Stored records

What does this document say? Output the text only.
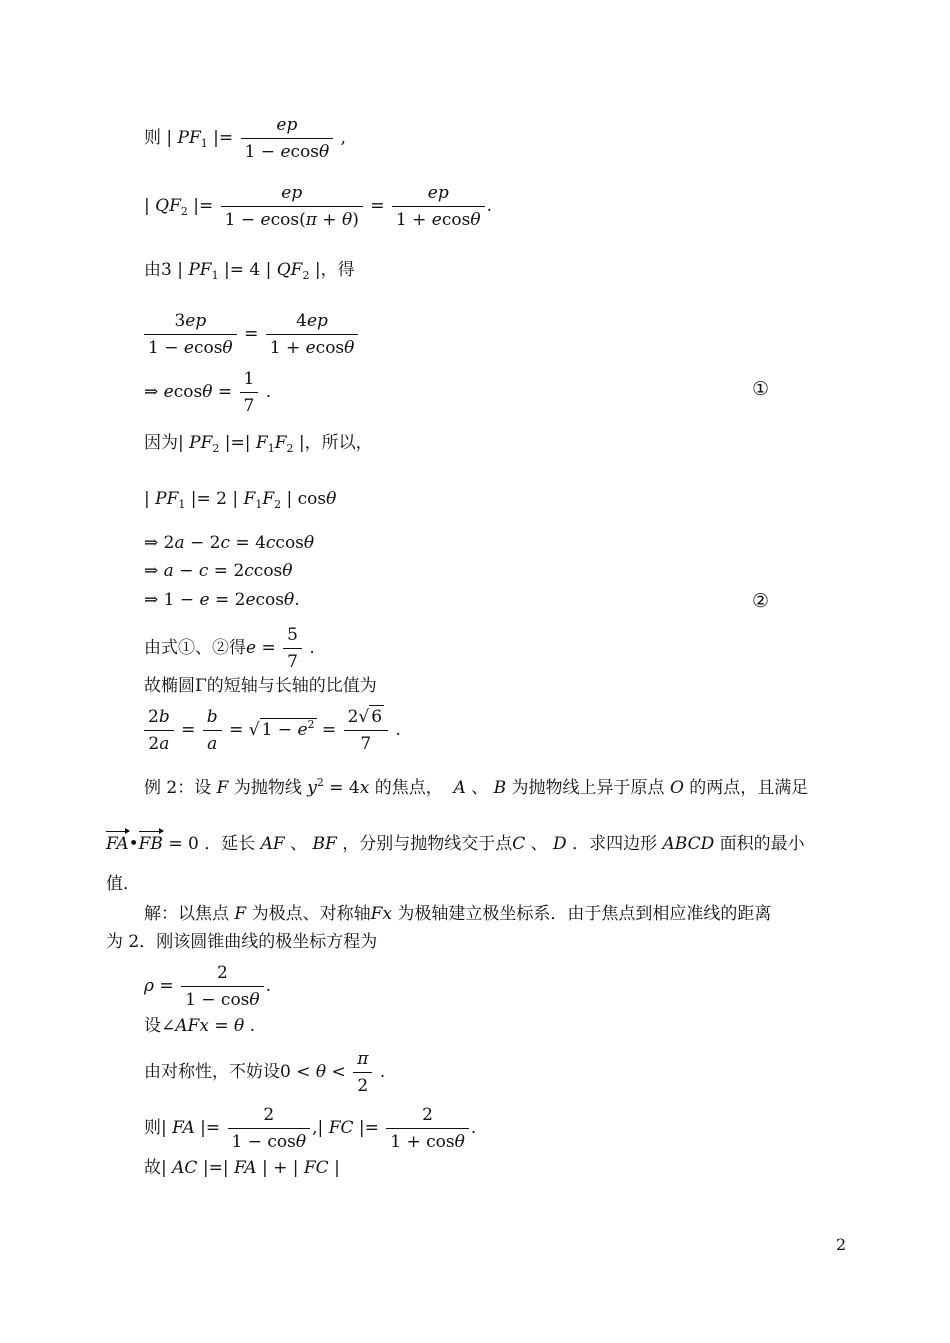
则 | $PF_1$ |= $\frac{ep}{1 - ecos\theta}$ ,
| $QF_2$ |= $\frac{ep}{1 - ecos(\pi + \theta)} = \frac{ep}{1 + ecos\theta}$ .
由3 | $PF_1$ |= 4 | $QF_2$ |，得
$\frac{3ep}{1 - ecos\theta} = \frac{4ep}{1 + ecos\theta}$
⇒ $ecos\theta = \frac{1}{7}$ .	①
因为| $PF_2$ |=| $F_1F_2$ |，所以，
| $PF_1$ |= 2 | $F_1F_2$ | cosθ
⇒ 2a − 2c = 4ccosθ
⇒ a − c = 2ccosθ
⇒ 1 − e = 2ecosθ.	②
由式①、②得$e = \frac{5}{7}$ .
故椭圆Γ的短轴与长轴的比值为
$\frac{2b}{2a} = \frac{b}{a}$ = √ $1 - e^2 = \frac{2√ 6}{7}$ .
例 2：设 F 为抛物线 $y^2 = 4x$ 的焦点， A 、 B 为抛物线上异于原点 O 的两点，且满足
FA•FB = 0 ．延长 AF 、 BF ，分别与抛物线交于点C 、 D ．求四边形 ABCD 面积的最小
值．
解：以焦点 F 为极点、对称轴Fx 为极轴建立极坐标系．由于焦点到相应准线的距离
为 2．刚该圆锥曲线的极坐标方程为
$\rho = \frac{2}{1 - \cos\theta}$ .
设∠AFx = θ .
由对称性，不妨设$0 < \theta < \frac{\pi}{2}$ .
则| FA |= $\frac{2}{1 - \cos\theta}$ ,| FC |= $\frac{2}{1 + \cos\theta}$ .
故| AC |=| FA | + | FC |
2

...

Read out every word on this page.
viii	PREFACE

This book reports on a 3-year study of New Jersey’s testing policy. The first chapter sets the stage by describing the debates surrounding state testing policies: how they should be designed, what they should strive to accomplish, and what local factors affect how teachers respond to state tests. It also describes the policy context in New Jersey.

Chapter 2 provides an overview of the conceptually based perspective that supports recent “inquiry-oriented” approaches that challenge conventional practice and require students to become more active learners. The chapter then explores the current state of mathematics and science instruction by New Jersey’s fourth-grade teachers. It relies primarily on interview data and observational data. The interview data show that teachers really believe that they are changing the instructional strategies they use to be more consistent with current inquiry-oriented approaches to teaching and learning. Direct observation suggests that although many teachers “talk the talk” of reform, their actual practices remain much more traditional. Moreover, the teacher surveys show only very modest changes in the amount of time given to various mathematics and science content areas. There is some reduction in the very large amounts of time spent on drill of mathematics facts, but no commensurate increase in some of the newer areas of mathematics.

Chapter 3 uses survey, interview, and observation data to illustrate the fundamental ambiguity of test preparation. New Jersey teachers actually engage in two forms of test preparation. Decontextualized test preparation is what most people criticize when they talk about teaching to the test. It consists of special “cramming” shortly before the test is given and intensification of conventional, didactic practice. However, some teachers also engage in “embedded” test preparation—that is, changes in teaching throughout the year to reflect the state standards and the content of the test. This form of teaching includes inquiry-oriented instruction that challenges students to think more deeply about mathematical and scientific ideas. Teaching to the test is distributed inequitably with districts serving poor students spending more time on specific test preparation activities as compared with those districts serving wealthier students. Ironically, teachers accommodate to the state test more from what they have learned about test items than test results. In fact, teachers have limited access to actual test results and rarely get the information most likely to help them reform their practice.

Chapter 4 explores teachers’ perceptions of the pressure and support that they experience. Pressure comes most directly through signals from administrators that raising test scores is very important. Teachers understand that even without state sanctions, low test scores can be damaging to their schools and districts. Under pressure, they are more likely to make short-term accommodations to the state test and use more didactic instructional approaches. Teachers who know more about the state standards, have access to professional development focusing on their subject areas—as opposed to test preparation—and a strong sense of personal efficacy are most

Task statement: Which lines above hold the word "frac"? Copy each of them.

Solution:
则 | $PF_1$ |= $\frac{ep}{1 - ecos\theta}$ ,
| $QF_2$ |= $\frac{ep}{1 - ecos(\pi + \theta)} = \frac{ep}{1 + ecos\theta}$ .
$\frac{3ep}{1 - ecos\theta} = \frac{4ep}{1 + ecos\theta}$
⇒ $ecos\theta = \frac{1}{7}$ .	①
由式①、②得$e = \frac{5}{7}$ .
$\frac{2b}{2a} = \frac{b}{a}$ = √ $1 - e^2 = \frac{2√ 6}{7}$ .
$\rho = \frac{2}{1 - \cos\theta}$ .
由对称性，不妨设$0 < \theta < \frac{\pi}{2}$ .
则| FA |= $\frac{2}{1 - \cos\theta}$ ,| FC |= $\frac{2}{1 + \cos\theta}$ .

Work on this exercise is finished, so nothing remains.